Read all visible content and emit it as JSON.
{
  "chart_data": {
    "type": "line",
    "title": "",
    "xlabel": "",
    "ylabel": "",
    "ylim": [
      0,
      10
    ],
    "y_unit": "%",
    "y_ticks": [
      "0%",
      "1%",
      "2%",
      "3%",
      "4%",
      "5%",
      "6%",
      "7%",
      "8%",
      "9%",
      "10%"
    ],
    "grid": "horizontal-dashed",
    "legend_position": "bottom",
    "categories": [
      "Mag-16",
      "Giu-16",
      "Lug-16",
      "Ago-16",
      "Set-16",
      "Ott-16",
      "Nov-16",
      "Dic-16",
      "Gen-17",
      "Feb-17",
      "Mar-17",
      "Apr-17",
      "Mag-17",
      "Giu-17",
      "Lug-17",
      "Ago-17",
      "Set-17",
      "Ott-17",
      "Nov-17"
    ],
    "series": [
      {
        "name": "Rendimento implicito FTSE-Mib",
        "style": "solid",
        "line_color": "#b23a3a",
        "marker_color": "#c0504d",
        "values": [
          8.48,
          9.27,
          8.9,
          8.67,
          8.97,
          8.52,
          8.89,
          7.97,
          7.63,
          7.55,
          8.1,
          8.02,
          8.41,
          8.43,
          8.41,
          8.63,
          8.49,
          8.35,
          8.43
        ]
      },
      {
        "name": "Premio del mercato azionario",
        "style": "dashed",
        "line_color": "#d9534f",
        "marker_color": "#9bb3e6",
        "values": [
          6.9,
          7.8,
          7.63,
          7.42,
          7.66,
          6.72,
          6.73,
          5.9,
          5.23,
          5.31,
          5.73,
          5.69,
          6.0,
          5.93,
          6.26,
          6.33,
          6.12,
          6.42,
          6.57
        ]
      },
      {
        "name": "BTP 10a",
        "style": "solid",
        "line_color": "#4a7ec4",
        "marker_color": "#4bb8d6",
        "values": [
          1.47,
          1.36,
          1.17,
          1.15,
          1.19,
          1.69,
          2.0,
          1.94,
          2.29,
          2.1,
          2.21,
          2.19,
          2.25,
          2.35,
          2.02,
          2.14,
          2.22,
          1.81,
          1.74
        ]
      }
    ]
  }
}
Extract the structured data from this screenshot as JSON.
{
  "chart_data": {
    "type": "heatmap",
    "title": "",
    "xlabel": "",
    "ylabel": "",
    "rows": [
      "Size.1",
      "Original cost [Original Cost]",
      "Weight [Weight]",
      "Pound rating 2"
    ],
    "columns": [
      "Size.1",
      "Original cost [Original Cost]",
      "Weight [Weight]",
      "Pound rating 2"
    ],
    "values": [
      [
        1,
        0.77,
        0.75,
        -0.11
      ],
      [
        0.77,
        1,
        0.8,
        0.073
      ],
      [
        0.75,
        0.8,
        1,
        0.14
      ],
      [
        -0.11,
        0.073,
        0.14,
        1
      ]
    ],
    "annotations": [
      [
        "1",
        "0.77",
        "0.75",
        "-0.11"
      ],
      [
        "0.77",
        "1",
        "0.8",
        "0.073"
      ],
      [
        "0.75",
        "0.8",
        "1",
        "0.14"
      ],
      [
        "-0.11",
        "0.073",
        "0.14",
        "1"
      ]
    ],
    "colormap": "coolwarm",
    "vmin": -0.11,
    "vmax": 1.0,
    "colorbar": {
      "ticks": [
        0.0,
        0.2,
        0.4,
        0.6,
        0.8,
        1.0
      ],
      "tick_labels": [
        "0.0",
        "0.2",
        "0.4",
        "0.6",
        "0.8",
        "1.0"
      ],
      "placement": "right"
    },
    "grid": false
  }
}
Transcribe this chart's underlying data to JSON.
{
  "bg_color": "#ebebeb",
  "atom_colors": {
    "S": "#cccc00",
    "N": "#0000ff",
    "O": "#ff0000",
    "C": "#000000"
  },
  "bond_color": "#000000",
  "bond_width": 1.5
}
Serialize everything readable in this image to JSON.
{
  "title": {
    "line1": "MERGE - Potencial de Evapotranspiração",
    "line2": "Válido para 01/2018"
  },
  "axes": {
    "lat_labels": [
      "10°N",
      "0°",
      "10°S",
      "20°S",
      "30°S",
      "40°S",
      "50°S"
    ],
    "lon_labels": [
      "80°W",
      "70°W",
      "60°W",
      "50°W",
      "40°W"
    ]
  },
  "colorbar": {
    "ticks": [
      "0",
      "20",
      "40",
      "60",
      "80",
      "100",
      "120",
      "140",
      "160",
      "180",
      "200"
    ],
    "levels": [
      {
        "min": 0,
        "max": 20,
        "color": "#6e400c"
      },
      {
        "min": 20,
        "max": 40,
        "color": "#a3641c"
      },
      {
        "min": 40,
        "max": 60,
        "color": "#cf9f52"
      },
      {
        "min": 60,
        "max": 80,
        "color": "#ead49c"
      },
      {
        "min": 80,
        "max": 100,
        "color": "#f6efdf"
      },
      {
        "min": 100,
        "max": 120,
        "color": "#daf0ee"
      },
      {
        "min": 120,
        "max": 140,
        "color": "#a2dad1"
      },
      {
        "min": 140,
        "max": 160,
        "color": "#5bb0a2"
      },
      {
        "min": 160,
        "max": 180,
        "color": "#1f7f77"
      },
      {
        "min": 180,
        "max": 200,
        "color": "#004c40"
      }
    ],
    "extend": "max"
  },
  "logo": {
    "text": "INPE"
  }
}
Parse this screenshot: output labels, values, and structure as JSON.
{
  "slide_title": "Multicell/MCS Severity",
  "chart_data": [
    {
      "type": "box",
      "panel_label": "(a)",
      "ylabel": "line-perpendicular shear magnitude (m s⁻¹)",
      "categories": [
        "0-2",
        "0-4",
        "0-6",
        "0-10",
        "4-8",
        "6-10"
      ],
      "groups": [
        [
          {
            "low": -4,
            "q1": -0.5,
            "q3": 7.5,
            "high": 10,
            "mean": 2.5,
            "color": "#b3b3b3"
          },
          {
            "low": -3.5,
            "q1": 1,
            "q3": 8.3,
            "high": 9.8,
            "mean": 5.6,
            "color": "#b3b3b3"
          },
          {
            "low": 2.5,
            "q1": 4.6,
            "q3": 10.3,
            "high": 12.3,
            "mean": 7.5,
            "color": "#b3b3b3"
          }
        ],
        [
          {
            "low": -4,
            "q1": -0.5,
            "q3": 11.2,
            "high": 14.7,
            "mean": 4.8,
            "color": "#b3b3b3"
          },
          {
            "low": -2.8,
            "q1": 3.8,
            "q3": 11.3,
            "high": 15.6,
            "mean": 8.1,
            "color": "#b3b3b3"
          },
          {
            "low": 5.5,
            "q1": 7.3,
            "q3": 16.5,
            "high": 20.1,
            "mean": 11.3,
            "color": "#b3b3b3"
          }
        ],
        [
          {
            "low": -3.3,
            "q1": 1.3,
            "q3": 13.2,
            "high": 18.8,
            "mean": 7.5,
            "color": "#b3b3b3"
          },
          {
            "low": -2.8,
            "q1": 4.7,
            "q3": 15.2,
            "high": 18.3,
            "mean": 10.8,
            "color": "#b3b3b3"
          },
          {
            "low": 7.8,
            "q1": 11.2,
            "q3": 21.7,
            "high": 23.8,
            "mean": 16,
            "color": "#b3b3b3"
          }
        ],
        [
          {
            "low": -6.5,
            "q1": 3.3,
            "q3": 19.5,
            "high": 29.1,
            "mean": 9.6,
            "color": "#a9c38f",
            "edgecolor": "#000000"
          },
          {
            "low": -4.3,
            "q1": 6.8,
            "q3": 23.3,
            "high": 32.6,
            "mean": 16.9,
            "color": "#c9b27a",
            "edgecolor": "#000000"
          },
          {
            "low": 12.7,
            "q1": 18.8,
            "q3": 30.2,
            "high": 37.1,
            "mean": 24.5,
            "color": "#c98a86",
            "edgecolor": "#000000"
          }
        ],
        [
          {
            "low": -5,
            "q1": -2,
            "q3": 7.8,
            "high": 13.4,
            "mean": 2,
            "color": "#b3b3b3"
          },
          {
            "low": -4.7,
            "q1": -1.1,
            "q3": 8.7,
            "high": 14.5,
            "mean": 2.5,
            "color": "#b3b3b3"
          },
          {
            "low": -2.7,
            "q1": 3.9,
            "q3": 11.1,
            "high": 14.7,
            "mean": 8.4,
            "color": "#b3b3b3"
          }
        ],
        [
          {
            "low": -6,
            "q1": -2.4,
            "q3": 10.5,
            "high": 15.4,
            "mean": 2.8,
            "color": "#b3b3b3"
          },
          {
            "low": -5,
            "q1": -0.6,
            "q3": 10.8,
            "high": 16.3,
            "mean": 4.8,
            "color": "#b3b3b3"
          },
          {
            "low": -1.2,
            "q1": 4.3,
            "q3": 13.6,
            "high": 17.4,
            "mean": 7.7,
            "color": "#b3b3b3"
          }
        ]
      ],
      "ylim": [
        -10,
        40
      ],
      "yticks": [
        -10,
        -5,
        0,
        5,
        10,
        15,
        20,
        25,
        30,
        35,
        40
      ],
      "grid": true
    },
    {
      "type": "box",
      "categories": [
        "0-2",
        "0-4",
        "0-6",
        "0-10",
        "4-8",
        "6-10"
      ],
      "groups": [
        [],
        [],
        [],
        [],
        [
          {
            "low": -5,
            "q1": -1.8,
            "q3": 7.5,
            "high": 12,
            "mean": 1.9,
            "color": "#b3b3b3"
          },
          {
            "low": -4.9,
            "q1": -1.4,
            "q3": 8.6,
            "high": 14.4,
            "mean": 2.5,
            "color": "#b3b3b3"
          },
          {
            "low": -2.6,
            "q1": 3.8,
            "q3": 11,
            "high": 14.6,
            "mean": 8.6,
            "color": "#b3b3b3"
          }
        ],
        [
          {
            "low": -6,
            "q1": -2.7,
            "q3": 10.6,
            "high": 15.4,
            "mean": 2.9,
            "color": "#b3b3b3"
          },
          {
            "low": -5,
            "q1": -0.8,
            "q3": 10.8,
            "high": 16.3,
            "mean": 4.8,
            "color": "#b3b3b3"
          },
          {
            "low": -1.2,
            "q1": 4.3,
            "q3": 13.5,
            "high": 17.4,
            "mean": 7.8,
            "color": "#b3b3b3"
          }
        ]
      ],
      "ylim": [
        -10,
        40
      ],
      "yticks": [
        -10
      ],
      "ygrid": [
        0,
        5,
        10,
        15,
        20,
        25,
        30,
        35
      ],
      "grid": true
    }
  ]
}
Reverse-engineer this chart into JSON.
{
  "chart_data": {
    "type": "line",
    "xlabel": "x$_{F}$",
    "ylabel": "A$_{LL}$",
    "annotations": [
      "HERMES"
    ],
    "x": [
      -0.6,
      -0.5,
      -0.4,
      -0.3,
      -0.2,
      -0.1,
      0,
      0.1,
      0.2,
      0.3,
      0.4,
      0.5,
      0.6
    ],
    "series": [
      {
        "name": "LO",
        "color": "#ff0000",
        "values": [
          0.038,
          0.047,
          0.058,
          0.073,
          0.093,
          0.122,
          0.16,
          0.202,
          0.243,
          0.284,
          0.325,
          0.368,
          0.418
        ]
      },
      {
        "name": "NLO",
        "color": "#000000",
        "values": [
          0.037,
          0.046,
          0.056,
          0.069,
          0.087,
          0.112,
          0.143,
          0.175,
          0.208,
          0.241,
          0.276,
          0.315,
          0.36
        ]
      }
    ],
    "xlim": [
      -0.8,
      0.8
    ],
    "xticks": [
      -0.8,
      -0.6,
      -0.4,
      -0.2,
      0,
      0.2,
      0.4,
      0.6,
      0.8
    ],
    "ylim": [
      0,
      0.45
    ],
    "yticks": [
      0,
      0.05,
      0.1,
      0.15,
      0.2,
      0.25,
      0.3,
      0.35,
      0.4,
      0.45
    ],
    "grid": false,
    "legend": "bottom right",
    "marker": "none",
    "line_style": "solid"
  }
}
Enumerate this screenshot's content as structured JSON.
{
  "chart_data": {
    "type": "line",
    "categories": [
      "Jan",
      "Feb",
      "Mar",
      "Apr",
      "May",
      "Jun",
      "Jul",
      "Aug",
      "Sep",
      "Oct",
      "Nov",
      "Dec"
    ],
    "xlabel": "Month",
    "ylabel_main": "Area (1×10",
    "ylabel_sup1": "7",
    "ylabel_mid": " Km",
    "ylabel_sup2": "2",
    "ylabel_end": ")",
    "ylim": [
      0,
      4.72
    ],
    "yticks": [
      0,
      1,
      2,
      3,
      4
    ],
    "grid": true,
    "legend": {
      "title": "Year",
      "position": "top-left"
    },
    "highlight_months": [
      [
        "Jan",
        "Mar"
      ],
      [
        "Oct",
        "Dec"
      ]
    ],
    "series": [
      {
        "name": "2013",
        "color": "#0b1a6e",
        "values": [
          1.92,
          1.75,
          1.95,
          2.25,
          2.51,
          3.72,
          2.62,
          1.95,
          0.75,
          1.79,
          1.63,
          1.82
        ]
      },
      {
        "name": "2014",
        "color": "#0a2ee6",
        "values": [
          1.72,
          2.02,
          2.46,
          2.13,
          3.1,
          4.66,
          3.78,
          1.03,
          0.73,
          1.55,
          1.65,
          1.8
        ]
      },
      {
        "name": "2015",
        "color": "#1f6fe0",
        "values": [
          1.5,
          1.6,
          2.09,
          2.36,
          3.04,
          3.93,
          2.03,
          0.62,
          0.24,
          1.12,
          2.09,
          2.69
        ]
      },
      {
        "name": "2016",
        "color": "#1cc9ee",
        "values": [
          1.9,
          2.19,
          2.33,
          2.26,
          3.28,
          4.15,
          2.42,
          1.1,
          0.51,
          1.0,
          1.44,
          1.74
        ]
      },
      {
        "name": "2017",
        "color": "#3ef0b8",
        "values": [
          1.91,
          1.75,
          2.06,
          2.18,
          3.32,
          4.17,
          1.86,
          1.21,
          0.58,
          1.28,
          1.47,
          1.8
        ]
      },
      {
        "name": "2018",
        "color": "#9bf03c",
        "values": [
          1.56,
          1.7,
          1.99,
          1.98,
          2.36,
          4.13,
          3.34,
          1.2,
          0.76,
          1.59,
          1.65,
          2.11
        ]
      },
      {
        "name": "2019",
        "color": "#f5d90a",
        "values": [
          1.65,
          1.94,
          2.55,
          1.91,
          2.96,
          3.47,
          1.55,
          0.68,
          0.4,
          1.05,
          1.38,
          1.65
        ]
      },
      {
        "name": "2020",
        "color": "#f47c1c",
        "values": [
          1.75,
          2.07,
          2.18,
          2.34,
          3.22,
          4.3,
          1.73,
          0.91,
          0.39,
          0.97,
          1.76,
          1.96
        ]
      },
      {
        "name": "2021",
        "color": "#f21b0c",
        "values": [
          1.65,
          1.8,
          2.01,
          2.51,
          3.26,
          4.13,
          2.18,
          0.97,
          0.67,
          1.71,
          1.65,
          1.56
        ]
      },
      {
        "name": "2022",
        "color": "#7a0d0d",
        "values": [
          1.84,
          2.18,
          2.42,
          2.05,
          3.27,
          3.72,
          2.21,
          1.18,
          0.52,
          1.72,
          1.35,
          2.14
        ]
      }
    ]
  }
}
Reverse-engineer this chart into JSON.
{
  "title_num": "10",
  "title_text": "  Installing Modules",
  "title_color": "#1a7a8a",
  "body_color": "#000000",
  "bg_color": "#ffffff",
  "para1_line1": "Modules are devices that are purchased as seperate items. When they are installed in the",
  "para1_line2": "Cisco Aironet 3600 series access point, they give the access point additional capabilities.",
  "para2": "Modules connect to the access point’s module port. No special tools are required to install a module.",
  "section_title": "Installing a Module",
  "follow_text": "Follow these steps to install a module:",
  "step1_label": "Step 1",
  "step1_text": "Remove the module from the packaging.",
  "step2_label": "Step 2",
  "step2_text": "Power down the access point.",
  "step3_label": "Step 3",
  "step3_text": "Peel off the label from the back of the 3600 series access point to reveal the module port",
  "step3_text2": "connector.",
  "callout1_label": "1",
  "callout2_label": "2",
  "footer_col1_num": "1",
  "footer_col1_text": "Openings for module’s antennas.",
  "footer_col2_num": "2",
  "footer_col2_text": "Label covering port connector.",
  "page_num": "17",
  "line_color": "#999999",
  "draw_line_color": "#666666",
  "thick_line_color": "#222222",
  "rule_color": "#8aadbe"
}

=====

Given request: Filter lines by "from" and return each hit.

Expected output:
Extract the structured data from this screenshot as JSON.
  "step1_text": "Remove the module from the packaging.",
  "step3_text": "Peel off the label from the back of the 3600 series access point to reveal the module port",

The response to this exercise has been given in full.